**Data provided**
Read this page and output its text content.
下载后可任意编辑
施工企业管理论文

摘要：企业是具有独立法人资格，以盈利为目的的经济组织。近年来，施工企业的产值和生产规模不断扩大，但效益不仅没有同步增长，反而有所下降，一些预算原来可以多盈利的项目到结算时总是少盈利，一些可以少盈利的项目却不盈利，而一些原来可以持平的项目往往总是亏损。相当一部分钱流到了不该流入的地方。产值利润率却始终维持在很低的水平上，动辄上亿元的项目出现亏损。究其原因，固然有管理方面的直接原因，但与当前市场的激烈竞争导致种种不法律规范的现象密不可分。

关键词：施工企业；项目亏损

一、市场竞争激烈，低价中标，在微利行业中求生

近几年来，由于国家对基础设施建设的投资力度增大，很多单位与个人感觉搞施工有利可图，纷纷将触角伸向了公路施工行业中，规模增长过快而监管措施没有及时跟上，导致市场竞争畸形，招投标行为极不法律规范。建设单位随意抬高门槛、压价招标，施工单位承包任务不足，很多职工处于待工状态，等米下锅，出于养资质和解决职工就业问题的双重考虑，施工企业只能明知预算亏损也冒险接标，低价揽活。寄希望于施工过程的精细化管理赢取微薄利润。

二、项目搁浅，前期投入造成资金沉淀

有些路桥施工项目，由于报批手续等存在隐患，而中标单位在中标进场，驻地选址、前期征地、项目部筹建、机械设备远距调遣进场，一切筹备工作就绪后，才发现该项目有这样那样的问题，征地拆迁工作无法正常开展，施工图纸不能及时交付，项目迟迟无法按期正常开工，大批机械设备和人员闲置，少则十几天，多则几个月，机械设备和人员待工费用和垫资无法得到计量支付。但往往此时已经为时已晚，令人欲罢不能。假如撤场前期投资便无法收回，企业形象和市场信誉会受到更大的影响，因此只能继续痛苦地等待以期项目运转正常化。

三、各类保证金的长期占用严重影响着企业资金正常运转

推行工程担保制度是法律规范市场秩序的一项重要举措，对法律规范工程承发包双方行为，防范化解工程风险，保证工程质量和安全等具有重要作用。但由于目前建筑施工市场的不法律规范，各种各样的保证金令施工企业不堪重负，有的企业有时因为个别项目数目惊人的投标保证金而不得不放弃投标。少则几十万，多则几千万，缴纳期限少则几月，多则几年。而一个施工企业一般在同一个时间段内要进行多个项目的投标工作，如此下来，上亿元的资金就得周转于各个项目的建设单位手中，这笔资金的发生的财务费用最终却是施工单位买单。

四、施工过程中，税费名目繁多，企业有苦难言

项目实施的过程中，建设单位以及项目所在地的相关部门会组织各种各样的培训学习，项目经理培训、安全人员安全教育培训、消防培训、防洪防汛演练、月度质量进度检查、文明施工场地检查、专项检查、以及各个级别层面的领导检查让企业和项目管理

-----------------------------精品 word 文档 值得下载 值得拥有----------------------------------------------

**To be done**
Every record above should be output exactly.

**Final result**
Read this page and output its text content.
下载后可任意编辑
施工企业管理论文

摘要：企业是具有独立法人资格，以盈利为目的的经济组织。近年来，施工企业的产值和生产规模不断扩大，但效益不仅没有同步增长，反而有所下降，一些预算原来可以多盈利的项目到结算时总是少盈利，一些可以少盈利的项目却不盈利，而一些原来可以持平的项目往往总是亏损。相当一部分钱流到了不该流入的地方。产值利润率却始终维持在很低的水平上，动辄上亿元的项目出现亏损。究其原因，固然有管理方面的直接原因，但与当前市场的激烈竞争导致种种不法律规范的现象密不可分。

关键词：施工企业；项目亏损

一、市场竞争激烈，低价中标，在微利行业中求生

近几年来，由于国家对基础设施建设的投资力度增大，很多单位与个人感觉搞施工有利可图，纷纷将触角伸向了公路施工行业中，规模增长过快而监管措施没有及时跟上，导致市场竞争畸形，招投标行为极不法律规范。建设单位随意抬高门槛、压价招标，施工单位承包任务不足，很多职工处于待工状态，等米下锅，出于养资质和解决职工就业问题的双重考虑，施工企业只能明知预算亏损也冒险接标，低价揽活。寄希望于施工过程的精细化管理赢取微薄利润。

二、项目搁浅，前期投入造成资金沉淀

有些路桥施工项目，由于报批手续等存在隐患，而中标单位在中标进场，驻地选址、前期征地、项目部筹建、机械设备远距调遣进场，一切筹备工作就绪后，才发现该项目有这样那样的问题，征地拆迁工作无法正常开展，施工图纸不能及时交付，项目迟迟无法按期正常开工，大批机械设备和人员闲置，少则十几天，多则几个月，机械设备和人员待工费用和垫资无法得到计量支付。但往往此时已经为时已晚，令人欲罢不能。假如撤场前期投资便无法收回，企业形象和市场信誉会受到更大的影响，因此只能继续痛苦地等待以期项目运转正常化。

三、各类保证金的长期占用严重影响着企业资金正常运转

推行工程担保制度是法律规范市场秩序的一项重要举措，对法律规范工程承发包双方行为，防范化解工程风险，保证工程质量和安全等具有重要作用。但由于目前建筑施工市场的不法律规范，各种各样的保证金令施工企业不堪重负，有的企业有时因为个别项目数目惊人的投标保证金而不得不放弃投标。少则几十万，多则几千万，缴纳期限少则几月，多则几年。而一个施工企业一般在同一个时间段内要进行多个项目的投标工作，如此下来，上亿元的资金就得周转于各个项目的建设单位手中，这笔资金的发生的财务费用最终却是施工单位买单。

四、施工过程中，税费名目繁多，企业有苦难言

项目实施的过程中，建设单位以及项目所在地的相关部门会组织各种各样的培训学习，项目经理培训、安全人员安全教育培训、消防培训、防洪防汛演练、月度质量进度检查、文明施工场地检查、专项检查、以及各个级别层面的领导检查让企业和项目管理

-----------------------------精品 word 文档 值得下载 值得拥有----------------------------------------------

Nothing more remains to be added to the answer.